*Your objective*.
Skip the pictures. Reproduce all other material exactly.

#### Dataset extract ####

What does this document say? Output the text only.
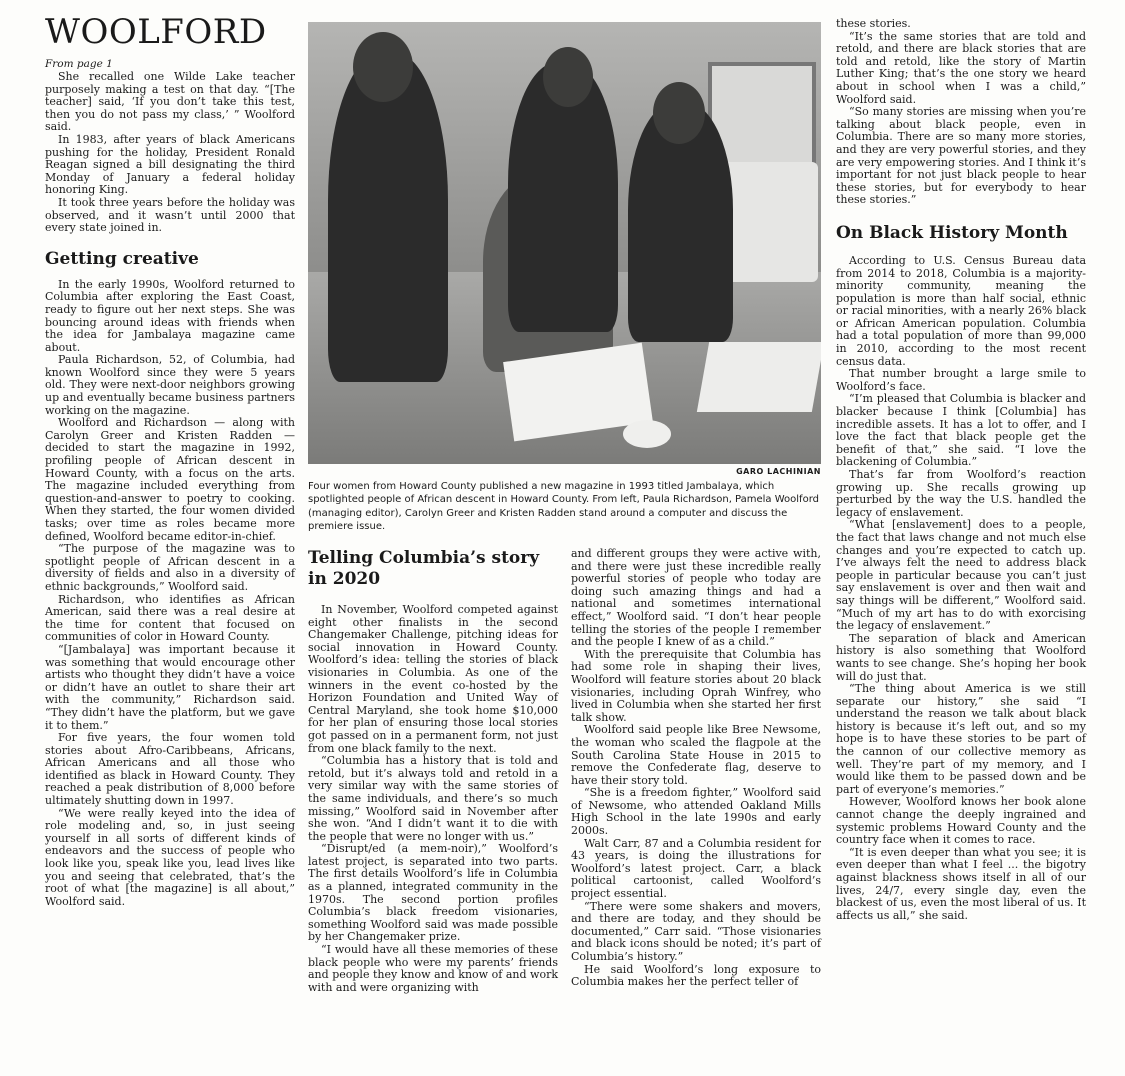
WOOLFORD
From page 1

She recalled one Wilde Lake teacher purposely making a test on that day. “[The teacher] said, ‘If you don’t take this test, then you do not pass my class,’ ” Woolford said.

In 1983, after years of black Americans pushing for the holiday, President Ronald Reagan signed a bill designating the third Monday of January a federal holiday honoring King.

It took three years before the holiday was observed, and it wasn’t until 2000 that every state joined in.

Getting creative

In the early 1990s, Woolford returned to Columbia after exploring the East Coast, ready to figure out her next steps. She was bouncing around ideas with friends when the idea for Jambalaya magazine came about.

Paula Richardson, 52, of Columbia, had known Woolford since they were 5 years old. They were next-door neighbors growing up and eventually became business partners working on the magazine.

Woolford and Richardson — along with Carolyn Greer and Kristen Radden — decided to start the magazine in 1992, profiling people of African descent in Howard County, with a focus on the arts. The magazine included everything from question-and-answer to poetry to cooking. When they started, the four women divided tasks; over time as roles became more defined, Woolford became editor-in-chief.

“The purpose of the magazine was to spotlight people of African descent in a diversity of fields and also in a diversity of ethnic backgrounds,” Woolford said.

Richardson, who identifies as African American, said there was a real desire at the time for content that focused on communities of color in Howard County.

“[Jambalaya] was important because it was something that would encourage other artists who thought they didn’t have a voice or didn’t have an outlet to share their art with the community,” Richardson said. “They didn’t have the platform, but we gave it to them.”

For five years, the four women told stories about Afro-Caribbeans, Africans, African Americans and all those who identified as black in Howard County. They reached a peak distribution of 8,000 before ultimately shutting down in 1997.

“We were really keyed into the idea of role modeling and, so, in just seeing yourself in all sorts of different kinds of endeavors and the success of people who look like you, speak like you, lead lives like you and seeing that celebrated, that’s the root of what [the magazine] is all about,” Woolford said.

GARO LACHINIAN

Four women from Howard County published a new magazine in 1993 titled Jambalaya, which spotlighted people of African descent in Howard County. From left, Paula Richardson, Pamela Woolford (managing editor), Carolyn Greer and Kristen Radden stand around a computer and discuss the premiere issue.

Telling Columbia’s story in 2020

In November, Woolford competed against eight other finalists in the second Changemaker Challenge, pitching ideas for social innovation in Howard County. Woolford’s idea: telling the stories of black visionaries in Columbia. As one of the winners in the event co-hosted by the Horizon Foundation and United Way of Central Maryland, she took home $10,000 for her plan of ensuring those local stories got passed on in a permanent form, not just from one black family to the next.

“Columbia has a history that is told and retold, but it’s always told and retold in a very similar way with the same stories of the same individuals, and there’s so much missing,” Woolford said in November after she won. “And I didn’t want it to die with the people that were no longer with us.”

“Disrupt/ed (a mem-noir),” Woolford’s latest project, is separated into two parts. The first details Woolford’s life in Columbia as a planned, integrated community in the 1970s. The second portion profiles Columbia’s black freedom visionaries, something Woolford said was made possible by her Changemaker prize.

“I would have all these memories of these black people who were my parents’ friends and people they know and know of and work with and were organizing with

and different groups they were active with, and there were just these incredible really powerful stories of people who today are doing such amazing things and had a national and sometimes international effect,” Woolford said. “I don’t hear people telling the stories of the people I remember and the people I knew of as a child.”

With the prerequisite that Columbia has had some role in shaping their lives, Woolford will feature stories about 20 black visionaries, including Oprah Winfrey, who lived in Columbia when she started her first talk show.

Woolford said people like Bree Newsome, the woman who scaled the flagpole at the South Carolina State House in 2015 to remove the Confederate flag, deserve to have their story told.

“She is a freedom fighter,” Woolford said of Newsome, who attended Oakland Mills High School in the late 1990s and early 2000s.

Walt Carr, 87 and a Columbia resident for 43 years, is doing the illustrations for Woolford’s latest project. Carr, a black political cartoonist, called Woolford’s project essential.

“There were some shakers and movers, and there are today, and they should be documented,” Carr said. “Those visionaries and black icons should be noted; it’s part of Columbia’s history.”

He said Woolford’s long exposure to Columbia makes her the perfect teller of

these stories.

“It’s the same stories that are told and retold, and there are black stories that are told and retold, like the story of Martin Luther King; that’s the one story we heard about in school when I was a child,” Woolford said.

“So many stories are missing when you’re talking about black people, even in Columbia. There are so many more stories, and they are very powerful stories, and they are very empowering stories. And I think it’s important for not just black people to hear these stories, but for everybody to hear these stories.”

On Black History Month

According to U.S. Census Bureau data from 2014 to 2018, Columbia is a majority-minority community, meaning the population is more than half social, ethnic or racial minorities, with a nearly 26% black or African American population. Columbia had a total population of more than 99,000 in 2010, according to the most recent census data.

That number brought a large smile to Woolford’s face.

“I’m pleased that Columbia is blacker and blacker because I think [Columbia] has incredible assets. It has a lot to offer, and I love the fact that black people get the benefit of that,” she said. “I love the blackening of Columbia.”

That’s far from Woolford’s reaction growing up. She recalls growing up perturbed by the way the U.S. handled the legacy of enslavement.

“What [enslavement] does to a people, the fact that laws change and not much else changes and you’re expected to catch up. I’ve always felt the need to address black people in particular because you can’t just say enslavement is over and then wait and say things will be different,” Woolford said. “Much of my art has to do with exorcising the legacy of enslavement.”

The separation of black and American history is also something that Woolford wants to see change. She’s hoping her book will do just that.

“The thing about America is we still separate our history,” she said “I understand the reason we talk about black history is because it’s left out, and so my hope is to have these stories to be part of the cannon of our collective memory as well. They’re part of my memory, and I would like them to be passed down and be part of everyone’s memories.”

However, Woolford knows her book alone cannot change the deeply ingrained and systemic problems Howard County and the country face when it comes to race.

“It is even deeper than what you see; it is even deeper than what I feel ... the bigotry against blackness shows itself in all of our lives, 24/7, every single day, even the blackest of us, even the most liberal of us. It affects us all,” she said.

####

*Task result*.
What does this document say? Output the text only.
WOOLFORD
From page 1

She recalled one Wilde Lake teacher purposely making a test on that day. “[The teacher] said, ‘If you don’t take this test, then you do not pass my class,’ ” Woolford said.

In 1983, after years of black Americans pushing for the holiday, President Ronald Reagan signed a bill designating the third Monday of January a federal holiday honoring King.

It took three years before the holiday was observed, and it wasn’t until 2000 that every state joined in.

Getting creative

In the early 1990s, Woolford returned to Columbia after exploring the East Coast, ready to figure out her next steps. She was bouncing around ideas with friends when the idea for Jambalaya magazine came about.

Paula Richardson, 52, of Columbia, had known Woolford since they were 5 years old. They were next-door neighbors growing up and eventually became business partners working on the magazine.

Woolford and Richardson — along with Carolyn Greer and Kristen Radden — decided to start the magazine in 1992, profiling people of African descent in Howard County, with a focus on the arts. The magazine included everything from question-and-answer to poetry to cooking. When they started, the four women divided tasks; over time as roles became more defined, Woolford became editor-in-chief.

“The purpose of the magazine was to spotlight people of African descent in a diversity of fields and also in a diversity of ethnic backgrounds,” Woolford said.

Richardson, who identifies as African American, said there was a real desire at the time for content that focused on communities of color in Howard County.

“[Jambalaya] was important because it was something that would encourage other artists who thought they didn’t have a voice or didn’t have an outlet to share their art with the community,” Richardson said. “They didn’t have the platform, but we gave it to them.”

For five years, the four women told stories about Afro-Caribbeans, Africans, African Americans and all those who identified as black in Howard County. They reached a peak distribution of 8,000 before ultimately shutting down in 1997.

“We were really keyed into the idea of role modeling and, so, in just seeing yourself in all sorts of different kinds of endeavors and the success of people who look like you, speak like you, lead lives like you and seeing that celebrated, that’s the root of what [the magazine] is all about,” Woolford said.

GARO LACHINIAN

Four women from Howard County published a new magazine in 1993 titled Jambalaya, which spotlighted people of African descent in Howard County. From left, Paula Richardson, Pamela Woolford (managing editor), Carolyn Greer and Kristen Radden stand around a computer and discuss the premiere issue.

Telling Columbia’s story in 2020

In November, Woolford competed against eight other finalists in the second Changemaker Challenge, pitching ideas for social innovation in Howard County. Woolford’s idea: telling the stories of black visionaries in Columbia. As one of the winners in the event co-hosted by the Horizon Foundation and United Way of Central Maryland, she took home $10,000 for her plan of ensuring those local stories got passed on in a permanent form, not just from one black family to the next.

“Columbia has a history that is told and retold, but it’s always told and retold in a very similar way with the same stories of the same individuals, and there’s so much missing,” Woolford said in November after she won. “And I didn’t want it to die with the people that were no longer with us.”

“Disrupt/ed (a mem-noir),” Woolford’s latest project, is separated into two parts. The first details Woolford’s life in Columbia as a planned, integrated community in the 1970s. The second portion profiles Columbia’s black freedom visionaries, something Woolford said was made possible by her Changemaker prize.

“I would have all these memories of these black people who were my parents’ friends and people they know and know of and work with and were organizing with

and different groups they were active with, and there were just these incredible really powerful stories of people who today are doing such amazing things and had a national and sometimes international effect,” Woolford said. “I don’t hear people telling the stories of the people I remember and the people I knew of as a child.”

With the prerequisite that Columbia has had some role in shaping their lives, Woolford will feature stories about 20 black visionaries, including Oprah Winfrey, who lived in Columbia when she started her first talk show.

Woolford said people like Bree Newsome, the woman who scaled the flagpole at the South Carolina State House in 2015 to remove the Confederate flag, deserve to have their story told.

“She is a freedom fighter,” Woolford said of Newsome, who attended Oakland Mills High School in the late 1990s and early 2000s.

Walt Carr, 87 and a Columbia resident for 43 years, is doing the illustrations for Woolford’s latest project. Carr, a black political cartoonist, called Woolford’s project essential.

“There were some shakers and movers, and there are today, and they should be documented,” Carr said. “Those visionaries and black icons should be noted; it’s part of Columbia’s history.”

He said Woolford’s long exposure to Columbia makes her the perfect teller of

these stories.

“It’s the same stories that are told and retold, and there are black stories that are told and retold, like the story of Martin Luther King; that’s the one story we heard about in school when I was a child,” Woolford said.

“So many stories are missing when you’re talking about black people, even in Columbia. There are so many more stories, and they are very powerful stories, and they are very empowering stories. And I think it’s important for not just black people to hear these stories, but for everybody to hear these stories.”

On Black History Month

According to U.S. Census Bureau data from 2014 to 2018, Columbia is a majority-minority community, meaning the population is more than half social, ethnic or racial minorities, with a nearly 26% black or African American population. Columbia had a total population of more than 99,000 in 2010, according to the most recent census data.

That number brought a large smile to Woolford’s face.

“I’m pleased that Columbia is blacker and blacker because I think [Columbia] has incredible assets. It has a lot to offer, and I love the fact that black people get the benefit of that,” she said. “I love the blackening of Columbia.”

That’s far from Woolford’s reaction growing up. She recalls growing up perturbed by the way the U.S. handled the legacy of enslavement.

“What [enslavement] does to a people, the fact that laws change and not much else changes and you’re expected to catch up. I’ve always felt the need to address black people in particular because you can’t just say enslavement is over and then wait and say things will be different,” Woolford said. “Much of my art has to do with exorcising the legacy of enslavement.”

The separation of black and American history is also something that Woolford wants to see change. She’s hoping her book will do just that.

“The thing about America is we still separate our history,” she said “I understand the reason we talk about black history is because it’s left out, and so my hope is to have these stories to be part of the cannon of our collective memory as well. They’re part of my memory, and I would like them to be passed down and be part of everyone’s memories.”

However, Woolford knows her book alone cannot change the deeply ingrained and systemic problems Howard County and the country face when it comes to race.

“It is even deeper than what you see; it is even deeper than what I feel ... the bigotry against blackness shows itself in all of our lives, 24/7, every single day, even the blackest of us, even the most liberal of us. It affects us all,” she said.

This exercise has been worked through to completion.